#### [Given records]
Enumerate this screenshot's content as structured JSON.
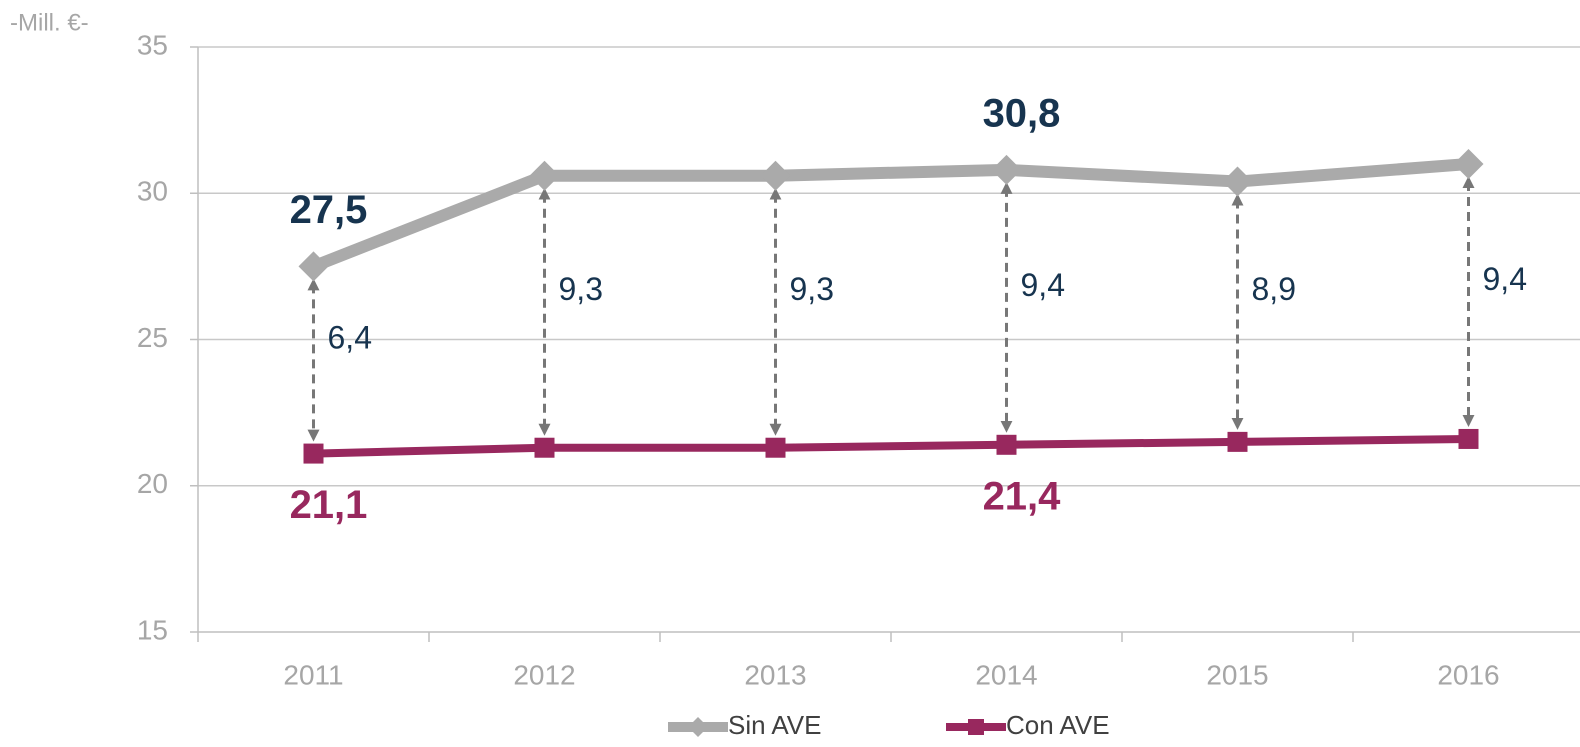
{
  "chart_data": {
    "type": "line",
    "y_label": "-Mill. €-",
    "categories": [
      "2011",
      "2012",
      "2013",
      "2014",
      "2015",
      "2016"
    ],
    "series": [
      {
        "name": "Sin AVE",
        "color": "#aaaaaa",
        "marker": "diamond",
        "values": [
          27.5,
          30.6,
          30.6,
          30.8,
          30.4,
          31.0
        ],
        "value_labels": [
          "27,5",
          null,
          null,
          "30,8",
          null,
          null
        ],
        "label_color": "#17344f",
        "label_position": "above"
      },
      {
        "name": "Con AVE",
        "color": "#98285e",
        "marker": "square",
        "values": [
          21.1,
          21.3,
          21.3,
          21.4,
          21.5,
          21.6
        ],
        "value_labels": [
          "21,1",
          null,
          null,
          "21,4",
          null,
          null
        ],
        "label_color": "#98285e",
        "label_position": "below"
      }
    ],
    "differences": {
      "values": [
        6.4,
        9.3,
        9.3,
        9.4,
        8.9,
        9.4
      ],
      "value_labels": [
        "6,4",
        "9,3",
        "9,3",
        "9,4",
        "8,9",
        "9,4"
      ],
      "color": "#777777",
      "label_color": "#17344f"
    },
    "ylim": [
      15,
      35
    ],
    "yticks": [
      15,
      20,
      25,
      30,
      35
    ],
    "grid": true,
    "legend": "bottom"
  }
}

#### [Your goal]
Return all the entries word for word, but omit any pictures they contain.

#### [Exercise output]
Enumerate this screenshot's content as structured JSON.
{
  "chart_data": {
    "type": "line",
    "y_label": "-Mill. €-",
    "categories": [
      "2011",
      "2012",
      "2013",
      "2014",
      "2015",
      "2016"
    ],
    "series": [
      {
        "name": "Sin AVE",
        "color": "#aaaaaa",
        "marker": "diamond",
        "values": [
          27.5,
          30.6,
          30.6,
          30.8,
          30.4,
          31.0
        ],
        "value_labels": [
          "27,5",
          null,
          null,
          "30,8",
          null,
          null
        ],
        "label_color": "#17344f",
        "label_position": "above"
      },
      {
        "name": "Con AVE",
        "color": "#98285e",
        "marker": "square",
        "values": [
          21.1,
          21.3,
          21.3,
          21.4,
          21.5,
          21.6
        ],
        "value_labels": [
          "21,1",
          null,
          null,
          "21,4",
          null,
          null
        ],
        "label_color": "#98285e",
        "label_position": "below"
      }
    ],
    "differences": {
      "values": [
        6.4,
        9.3,
        9.3,
        9.4,
        8.9,
        9.4
      ],
      "value_labels": [
        "6,4",
        "9,3",
        "9,3",
        "9,4",
        "8,9",
        "9,4"
      ],
      "color": "#777777",
      "label_color": "#17344f"
    },
    "ylim": [
      15,
      35
    ],
    "yticks": [
      15,
      20,
      25,
      30,
      35
    ],
    "grid": true,
    "legend": "bottom"
  }
}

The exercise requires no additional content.